(Task statement): Omit every picture and output the rest of the records exactly as they are.

Dataset excerpt
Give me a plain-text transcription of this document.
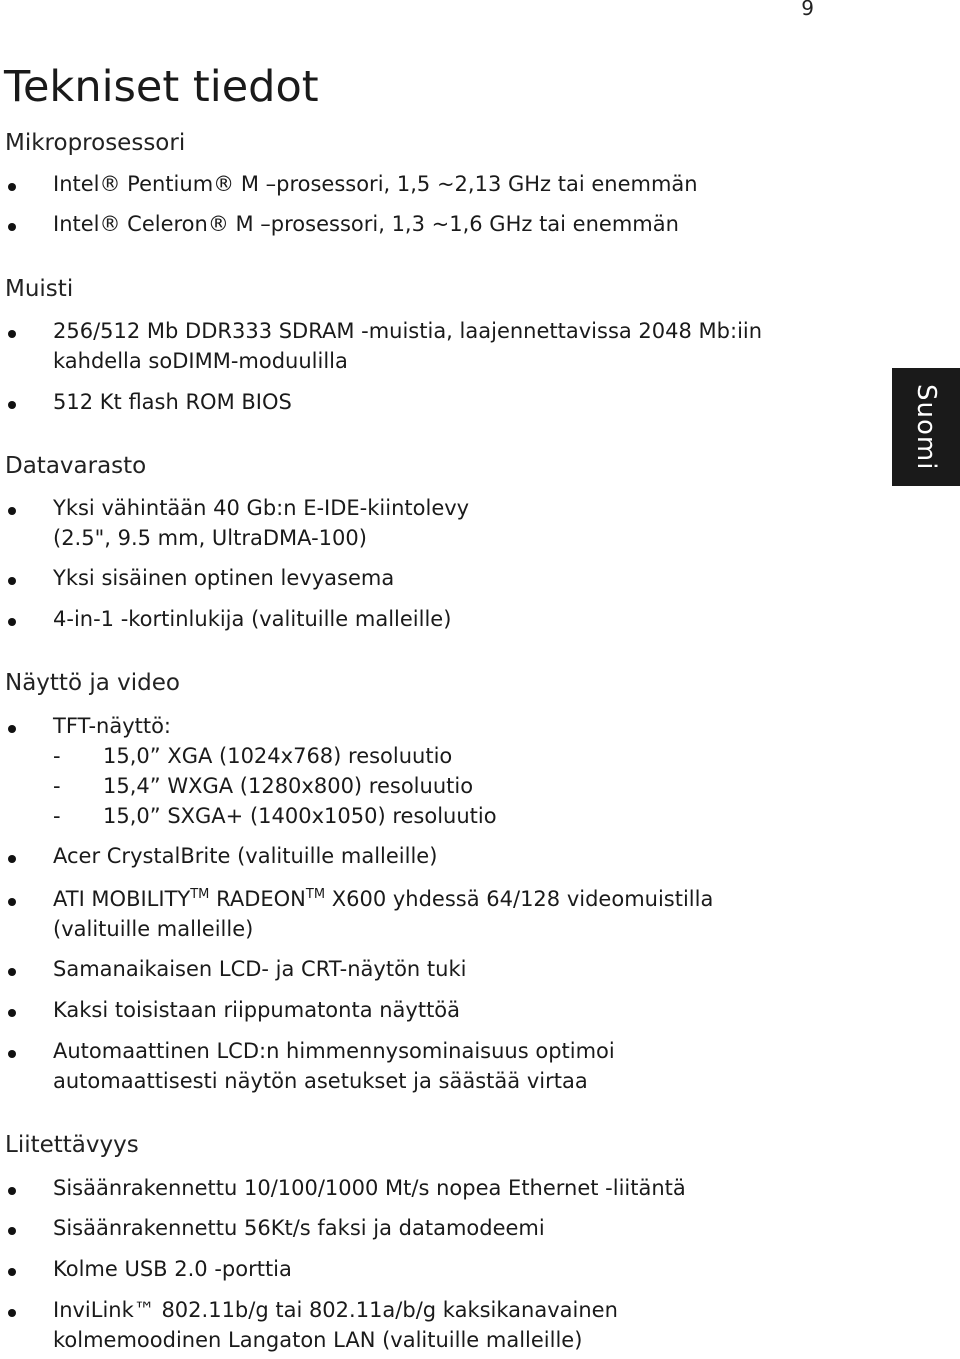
9
Suomi
Tekniset tiedot
Mikroprosessori
Intel® Pentium® M –prosessori, 1,5 ~2,13 GHz tai enemmän
Intel® Celeron® M –prosessori, 1,3 ~1,6 GHz tai enemmän
Muisti
256/512 Mb DDR333 SDRAM -muistia, laajennettavissa 2048 Mb:iin
kahdella soDIMM-moduulilla
512 Kt flash ROM BIOS
Datavarasto
Yksi vähintään 40 Gb:n E-IDE-kiintolevy
(2.5", 9.5 mm, UltraDMA-100)
Yksi sisäinen optinen levyasema
4-in-1 -kortinlukija (valituille malleille)
Näyttö ja video
TFT-näyttö:
- 15,0” XGA (1024x768) resoluutio
- 15,4” WXGA (1280x800) resoluutio
- 15,0” SXGA+ (1400x1050) resoluutio
Acer CrystalBrite (valituille malleille)
ATI MOBILITY™ RADEON™ X600 yhdessä 64/128 videomuistilla
(valituille malleille)
Samanaikaisen LCD- ja CRT-näytön tuki
Kaksi toisistaan riippumatonta näyttöä
Automaattinen LCD:n himmennysominaisuus optimoi
automaattisesti näytön asetukset ja säästää virtaa
Liitettävyys
Sisäänrakennettu 10/100/1000 Mt/s nopea Ethernet -liitäntä
Sisäänrakennettu 56Kt/s faksi ja datamodeemi
Kolme USB 2.0 -porttia
InviLink™ 802.11b/g tai 802.11a/b/g kaksikanavainen
kolmemoodinen Langaton LAN (valituille malleille)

(Output for this exercise):
Give me a plain-text transcription of this document.
9
Suomi
Tekniset tiedot
Mikroprosessori
Intel® Pentium® M –prosessori, 1,5 ~2,13 GHz tai enemmän
Intel® Celeron® M –prosessori, 1,3 ~1,6 GHz tai enemmän
Muisti
256/512 Mb DDR333 SDRAM -muistia, laajennettavissa 2048 Mb:iin
kahdella soDIMM-moduulilla
512 Kt flash ROM BIOS
Datavarasto
Yksi vähintään 40 Gb:n E-IDE-kiintolevy
(2.5", 9.5 mm, UltraDMA-100)
Yksi sisäinen optinen levyasema
4-in-1 -kortinlukija (valituille malleille)
Näyttö ja video
TFT-näyttö:
- 15,0” XGA (1024x768) resoluutio
- 15,4” WXGA (1280x800) resoluutio
- 15,0” SXGA+ (1400x1050) resoluutio
Acer CrystalBrite (valituille malleille)
ATI MOBILITY™ RADEON™ X600 yhdessä 64/128 videomuistilla
(valituille malleille)
Samanaikaisen LCD- ja CRT-näytön tuki
Kaksi toisistaan riippumatonta näyttöä
Automaattinen LCD:n himmennysominaisuus optimoi
automaattisesti näytön asetukset ja säästää virtaa
Liitettävyys
Sisäänrakennettu 10/100/1000 Mt/s nopea Ethernet -liitäntä
Sisäänrakennettu 56Kt/s faksi ja datamodeemi
Kolme USB 2.0 -porttia
InviLink™ 802.11b/g tai 802.11a/b/g kaksikanavainen
kolmemoodinen Langaton LAN (valituille malleille)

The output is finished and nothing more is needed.